What to produce:
Copy the data from the line that contains "Extract the structured" to its last line, exactly, including both of those lines and leaving out everything before.

(Rows from a dataset)
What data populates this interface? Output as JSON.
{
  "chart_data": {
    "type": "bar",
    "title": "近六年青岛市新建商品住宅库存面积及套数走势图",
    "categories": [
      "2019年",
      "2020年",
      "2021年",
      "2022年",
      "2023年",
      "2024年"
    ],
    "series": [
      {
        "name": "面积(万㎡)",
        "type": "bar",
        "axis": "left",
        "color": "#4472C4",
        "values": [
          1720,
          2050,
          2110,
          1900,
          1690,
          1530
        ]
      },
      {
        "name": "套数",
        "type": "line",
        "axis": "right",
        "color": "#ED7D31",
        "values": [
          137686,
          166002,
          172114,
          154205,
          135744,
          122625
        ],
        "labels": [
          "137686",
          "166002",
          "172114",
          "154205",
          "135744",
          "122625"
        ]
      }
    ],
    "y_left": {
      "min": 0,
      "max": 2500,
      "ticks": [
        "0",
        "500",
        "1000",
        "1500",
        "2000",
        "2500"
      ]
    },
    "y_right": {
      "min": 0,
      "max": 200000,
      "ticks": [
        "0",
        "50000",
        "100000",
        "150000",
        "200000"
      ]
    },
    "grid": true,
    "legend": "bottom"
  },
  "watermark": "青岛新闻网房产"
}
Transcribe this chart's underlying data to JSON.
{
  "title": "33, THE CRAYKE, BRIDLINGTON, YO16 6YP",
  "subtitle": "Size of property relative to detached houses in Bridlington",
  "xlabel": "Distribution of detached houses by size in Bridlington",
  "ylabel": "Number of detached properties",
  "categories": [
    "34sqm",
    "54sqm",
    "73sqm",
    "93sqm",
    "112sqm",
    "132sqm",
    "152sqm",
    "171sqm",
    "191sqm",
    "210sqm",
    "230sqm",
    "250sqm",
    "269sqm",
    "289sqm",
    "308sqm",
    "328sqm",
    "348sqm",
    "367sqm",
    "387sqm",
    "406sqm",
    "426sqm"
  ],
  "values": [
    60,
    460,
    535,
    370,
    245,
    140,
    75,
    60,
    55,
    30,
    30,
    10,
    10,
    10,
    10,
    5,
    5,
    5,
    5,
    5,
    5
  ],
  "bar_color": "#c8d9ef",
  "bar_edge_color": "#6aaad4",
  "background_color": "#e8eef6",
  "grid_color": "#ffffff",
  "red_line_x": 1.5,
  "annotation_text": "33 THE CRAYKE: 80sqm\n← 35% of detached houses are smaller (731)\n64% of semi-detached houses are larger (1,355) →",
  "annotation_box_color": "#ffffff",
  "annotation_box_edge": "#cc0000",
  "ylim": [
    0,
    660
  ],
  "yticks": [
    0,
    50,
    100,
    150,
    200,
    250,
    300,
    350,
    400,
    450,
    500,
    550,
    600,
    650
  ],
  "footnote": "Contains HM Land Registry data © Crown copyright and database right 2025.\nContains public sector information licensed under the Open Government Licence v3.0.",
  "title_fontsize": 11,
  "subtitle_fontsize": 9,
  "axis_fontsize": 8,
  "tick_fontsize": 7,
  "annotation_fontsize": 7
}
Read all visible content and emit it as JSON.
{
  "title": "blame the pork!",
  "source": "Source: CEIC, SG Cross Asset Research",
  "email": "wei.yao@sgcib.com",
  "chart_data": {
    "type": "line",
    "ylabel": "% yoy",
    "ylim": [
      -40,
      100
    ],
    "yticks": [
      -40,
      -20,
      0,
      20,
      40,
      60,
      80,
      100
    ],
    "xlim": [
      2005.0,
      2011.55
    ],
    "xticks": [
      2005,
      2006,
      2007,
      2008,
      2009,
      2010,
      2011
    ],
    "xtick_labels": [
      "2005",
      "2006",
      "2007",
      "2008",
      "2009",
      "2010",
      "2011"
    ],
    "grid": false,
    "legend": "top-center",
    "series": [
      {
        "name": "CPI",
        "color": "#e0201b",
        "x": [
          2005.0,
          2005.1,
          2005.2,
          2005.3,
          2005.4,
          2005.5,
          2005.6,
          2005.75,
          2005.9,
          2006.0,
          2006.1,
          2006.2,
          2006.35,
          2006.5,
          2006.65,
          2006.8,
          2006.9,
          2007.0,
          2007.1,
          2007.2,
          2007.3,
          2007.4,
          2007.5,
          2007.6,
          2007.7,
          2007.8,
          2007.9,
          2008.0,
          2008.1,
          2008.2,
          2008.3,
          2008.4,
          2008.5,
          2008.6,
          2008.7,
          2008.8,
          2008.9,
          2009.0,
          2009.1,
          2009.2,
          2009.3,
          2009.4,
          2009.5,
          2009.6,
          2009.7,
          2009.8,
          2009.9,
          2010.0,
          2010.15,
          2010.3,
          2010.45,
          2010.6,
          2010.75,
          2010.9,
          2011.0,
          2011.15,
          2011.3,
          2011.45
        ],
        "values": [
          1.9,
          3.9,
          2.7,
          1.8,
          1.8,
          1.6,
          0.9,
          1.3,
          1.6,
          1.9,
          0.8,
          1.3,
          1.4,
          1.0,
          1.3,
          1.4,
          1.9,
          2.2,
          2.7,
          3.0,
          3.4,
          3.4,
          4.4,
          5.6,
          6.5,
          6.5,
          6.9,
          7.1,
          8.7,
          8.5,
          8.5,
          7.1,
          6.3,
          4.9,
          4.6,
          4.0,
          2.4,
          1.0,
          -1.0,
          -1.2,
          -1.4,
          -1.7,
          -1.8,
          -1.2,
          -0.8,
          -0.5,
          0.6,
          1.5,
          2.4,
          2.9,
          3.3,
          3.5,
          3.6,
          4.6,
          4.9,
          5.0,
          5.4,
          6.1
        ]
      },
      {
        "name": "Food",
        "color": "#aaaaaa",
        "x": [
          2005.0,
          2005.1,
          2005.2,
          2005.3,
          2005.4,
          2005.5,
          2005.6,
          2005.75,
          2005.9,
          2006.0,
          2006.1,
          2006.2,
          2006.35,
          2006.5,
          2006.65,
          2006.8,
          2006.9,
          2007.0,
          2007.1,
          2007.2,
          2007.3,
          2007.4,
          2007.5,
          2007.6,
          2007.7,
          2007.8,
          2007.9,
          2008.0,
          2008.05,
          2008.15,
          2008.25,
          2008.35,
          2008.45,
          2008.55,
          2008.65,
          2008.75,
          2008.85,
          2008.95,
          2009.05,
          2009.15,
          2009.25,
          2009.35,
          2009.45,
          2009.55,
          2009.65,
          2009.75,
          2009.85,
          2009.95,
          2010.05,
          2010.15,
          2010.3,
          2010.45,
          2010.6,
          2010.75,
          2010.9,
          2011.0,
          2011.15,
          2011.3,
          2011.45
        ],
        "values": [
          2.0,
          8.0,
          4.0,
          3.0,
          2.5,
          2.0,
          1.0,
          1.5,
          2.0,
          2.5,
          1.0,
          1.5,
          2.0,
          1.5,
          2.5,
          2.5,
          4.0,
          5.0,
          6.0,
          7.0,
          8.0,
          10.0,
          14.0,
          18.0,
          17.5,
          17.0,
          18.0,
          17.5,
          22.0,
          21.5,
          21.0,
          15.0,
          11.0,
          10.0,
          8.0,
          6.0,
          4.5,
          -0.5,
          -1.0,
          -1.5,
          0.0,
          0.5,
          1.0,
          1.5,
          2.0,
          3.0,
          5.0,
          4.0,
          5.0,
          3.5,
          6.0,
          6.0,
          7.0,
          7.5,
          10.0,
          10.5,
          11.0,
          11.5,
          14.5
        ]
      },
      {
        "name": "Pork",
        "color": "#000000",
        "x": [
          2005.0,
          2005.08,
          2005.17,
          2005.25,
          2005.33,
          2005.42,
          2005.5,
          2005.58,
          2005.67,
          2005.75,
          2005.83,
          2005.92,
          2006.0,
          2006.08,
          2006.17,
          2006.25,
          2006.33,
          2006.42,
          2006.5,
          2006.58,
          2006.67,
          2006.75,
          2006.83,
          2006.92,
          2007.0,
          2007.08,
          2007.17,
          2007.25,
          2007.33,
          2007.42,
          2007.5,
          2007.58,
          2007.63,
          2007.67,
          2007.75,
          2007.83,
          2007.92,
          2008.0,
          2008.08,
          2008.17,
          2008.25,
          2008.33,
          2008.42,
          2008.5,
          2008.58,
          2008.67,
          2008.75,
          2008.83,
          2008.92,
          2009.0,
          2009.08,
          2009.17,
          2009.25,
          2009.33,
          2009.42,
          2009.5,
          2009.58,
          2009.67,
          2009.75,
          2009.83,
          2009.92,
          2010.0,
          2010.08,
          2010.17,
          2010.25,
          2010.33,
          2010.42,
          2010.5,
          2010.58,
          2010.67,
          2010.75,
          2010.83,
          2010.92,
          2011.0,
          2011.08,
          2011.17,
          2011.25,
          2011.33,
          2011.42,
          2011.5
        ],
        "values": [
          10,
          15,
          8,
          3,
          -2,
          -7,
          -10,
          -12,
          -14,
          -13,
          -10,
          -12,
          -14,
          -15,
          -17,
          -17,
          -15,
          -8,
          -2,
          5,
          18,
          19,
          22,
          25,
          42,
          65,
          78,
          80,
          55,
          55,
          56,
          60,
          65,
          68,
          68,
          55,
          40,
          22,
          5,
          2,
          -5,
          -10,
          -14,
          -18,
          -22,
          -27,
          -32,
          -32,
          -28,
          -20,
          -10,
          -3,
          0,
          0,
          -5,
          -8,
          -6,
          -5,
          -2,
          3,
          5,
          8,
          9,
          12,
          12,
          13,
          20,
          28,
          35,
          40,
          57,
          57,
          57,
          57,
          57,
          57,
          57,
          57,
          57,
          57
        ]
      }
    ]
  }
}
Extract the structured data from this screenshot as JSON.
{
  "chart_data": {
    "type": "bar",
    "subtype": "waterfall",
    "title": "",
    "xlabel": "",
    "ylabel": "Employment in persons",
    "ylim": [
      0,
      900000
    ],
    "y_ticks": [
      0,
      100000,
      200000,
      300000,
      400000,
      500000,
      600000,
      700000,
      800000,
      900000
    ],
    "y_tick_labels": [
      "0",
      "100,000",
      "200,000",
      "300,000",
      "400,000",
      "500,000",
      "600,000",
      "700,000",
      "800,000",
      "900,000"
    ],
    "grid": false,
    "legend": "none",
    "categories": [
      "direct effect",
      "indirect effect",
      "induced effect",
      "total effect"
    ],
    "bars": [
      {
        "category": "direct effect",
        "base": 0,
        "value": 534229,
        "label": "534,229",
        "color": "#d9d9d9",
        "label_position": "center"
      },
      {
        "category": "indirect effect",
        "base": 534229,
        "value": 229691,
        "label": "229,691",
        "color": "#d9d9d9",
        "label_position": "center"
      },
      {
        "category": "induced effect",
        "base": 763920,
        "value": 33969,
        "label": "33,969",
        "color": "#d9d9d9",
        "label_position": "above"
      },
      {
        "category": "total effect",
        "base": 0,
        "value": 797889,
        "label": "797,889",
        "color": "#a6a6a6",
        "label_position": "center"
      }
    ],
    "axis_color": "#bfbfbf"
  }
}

Problem solution:
Extract the structured data from this screenshot as JSON.
{
  "chart_data": {
    "type": "bar",
    "subtype": "waterfall",
    "title": "",
    "xlabel": "",
    "ylabel": "Employment in persons",
    "ylim": [
      0,
      900000
    ],
    "y_ticks": [
      0,
      100000,
      200000,
      300000,
      400000,
      500000,
      600000,
      700000,
      800000,
      900000
    ],
    "y_tick_labels": [
      "0",
      "100,000",
      "200,000",
      "300,000",
      "400,000",
      "500,000",
      "600,000",
      "700,000",
      "800,000",
      "900,000"
    ],
    "grid": false,
    "legend": "none",
    "categories": [
      "direct effect",
      "indirect effect",
      "induced effect",
      "total effect"
    ],
    "bars": [
      {
        "category": "direct effect",
        "base": 0,
        "value": 534229,
        "label": "534,229",
        "color": "#d9d9d9",
        "label_position": "center"
      },
      {
        "category": "indirect effect",
        "base": 534229,
        "value": 229691,
        "label": "229,691",
        "color": "#d9d9d9",
        "label_position": "center"
      },
      {
        "category": "induced effect",
        "base": 763920,
        "value": 33969,
        "label": "33,969",
        "color": "#d9d9d9",
        "label_position": "above"
      },
      {
        "category": "total effect",
        "base": 0,
        "value": 797889,
        "label": "797,889",
        "color": "#a6a6a6",
        "label_position": "center"
      }
    ],
    "axis_color": "#bfbfbf"
  }
}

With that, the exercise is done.